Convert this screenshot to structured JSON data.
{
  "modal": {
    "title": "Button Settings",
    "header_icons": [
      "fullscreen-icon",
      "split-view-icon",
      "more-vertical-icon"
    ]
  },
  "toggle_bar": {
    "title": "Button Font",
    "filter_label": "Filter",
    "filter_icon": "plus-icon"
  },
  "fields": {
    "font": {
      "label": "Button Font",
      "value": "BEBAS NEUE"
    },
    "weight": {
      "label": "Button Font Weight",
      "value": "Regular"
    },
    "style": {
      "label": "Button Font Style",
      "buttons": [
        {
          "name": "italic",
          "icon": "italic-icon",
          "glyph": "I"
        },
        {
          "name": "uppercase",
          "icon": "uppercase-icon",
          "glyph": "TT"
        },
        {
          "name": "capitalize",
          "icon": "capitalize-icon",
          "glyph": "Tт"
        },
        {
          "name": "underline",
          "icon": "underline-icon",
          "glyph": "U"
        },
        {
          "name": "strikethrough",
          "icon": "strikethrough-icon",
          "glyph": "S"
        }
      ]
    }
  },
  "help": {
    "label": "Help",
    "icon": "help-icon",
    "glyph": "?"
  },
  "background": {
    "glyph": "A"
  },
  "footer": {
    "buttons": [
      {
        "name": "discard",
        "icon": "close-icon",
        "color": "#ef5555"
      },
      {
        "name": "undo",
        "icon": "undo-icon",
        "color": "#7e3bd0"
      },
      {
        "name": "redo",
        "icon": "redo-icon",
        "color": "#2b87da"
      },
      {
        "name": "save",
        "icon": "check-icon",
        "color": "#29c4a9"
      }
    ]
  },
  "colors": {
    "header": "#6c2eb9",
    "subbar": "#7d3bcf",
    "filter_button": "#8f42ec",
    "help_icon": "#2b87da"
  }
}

Stated problem:
Output each entry precisely as given.

In response:
Convert this screenshot to structured JSON data.
{
  "modal": {
    "title": "Button Settings",
    "header_icons": [
      "fullscreen-icon",
      "split-view-icon",
      "more-vertical-icon"
    ]
  },
  "toggle_bar": {
    "title": "Button Font",
    "filter_label": "Filter",
    "filter_icon": "plus-icon"
  },
  "fields": {
    "font": {
      "label": "Button Font",
      "value": "BEBAS NEUE"
    },
    "weight": {
      "label": "Button Font Weight",
      "value": "Regular"
    },
    "style": {
      "label": "Button Font Style",
      "buttons": [
        {
          "name": "italic",
          "icon": "italic-icon",
          "glyph": "I"
        },
        {
          "name": "uppercase",
          "icon": "uppercase-icon",
          "glyph": "TT"
        },
        {
          "name": "capitalize",
          "icon": "capitalize-icon",
          "glyph": "Tт"
        },
        {
          "name": "underline",
          "icon": "underline-icon",
          "glyph": "U"
        },
        {
          "name": "strikethrough",
          "icon": "strikethrough-icon",
          "glyph": "S"
        }
      ]
    }
  },
  "help": {
    "label": "Help",
    "icon": "help-icon",
    "glyph": "?"
  },
  "background": {
    "glyph": "A"
  },
  "footer": {
    "buttons": [
      {
        "name": "discard",
        "icon": "close-icon",
        "color": "#ef5555"
      },
      {
        "name": "undo",
        "icon": "undo-icon",
        "color": "#7e3bd0"
      },
      {
        "name": "redo",
        "icon": "redo-icon",
        "color": "#2b87da"
      },
      {
        "name": "save",
        "icon": "check-icon",
        "color": "#29c4a9"
      }
    ]
  },
  "colors": {
    "header": "#6c2eb9",
    "subbar": "#7d3bcf",
    "filter_button": "#8f42ec",
    "help_icon": "#2b87da"
  }
}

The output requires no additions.